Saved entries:

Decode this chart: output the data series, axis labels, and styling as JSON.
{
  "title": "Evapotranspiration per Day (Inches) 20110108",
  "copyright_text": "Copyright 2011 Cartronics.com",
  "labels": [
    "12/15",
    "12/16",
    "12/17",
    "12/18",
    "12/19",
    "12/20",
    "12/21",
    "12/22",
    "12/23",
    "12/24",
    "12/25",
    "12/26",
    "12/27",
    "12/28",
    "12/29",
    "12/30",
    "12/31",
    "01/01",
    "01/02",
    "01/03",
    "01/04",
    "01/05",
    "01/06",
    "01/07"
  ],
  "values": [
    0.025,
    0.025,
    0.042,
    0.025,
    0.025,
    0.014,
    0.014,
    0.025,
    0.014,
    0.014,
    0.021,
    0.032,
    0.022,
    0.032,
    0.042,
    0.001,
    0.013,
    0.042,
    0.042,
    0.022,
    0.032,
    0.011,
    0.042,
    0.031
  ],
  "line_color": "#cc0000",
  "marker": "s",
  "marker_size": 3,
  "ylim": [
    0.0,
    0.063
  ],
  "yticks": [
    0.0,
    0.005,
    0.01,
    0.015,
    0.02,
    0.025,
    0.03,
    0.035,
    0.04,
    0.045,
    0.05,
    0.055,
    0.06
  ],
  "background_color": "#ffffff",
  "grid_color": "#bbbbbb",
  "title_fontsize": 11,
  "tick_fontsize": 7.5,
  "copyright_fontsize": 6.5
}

§ **Requirement**:
Where a line contains the string "labels", extract that line.

§ **Full solution**:
Decode this chart: output the data series, axis labels, and styling as JSON.
  "labels": [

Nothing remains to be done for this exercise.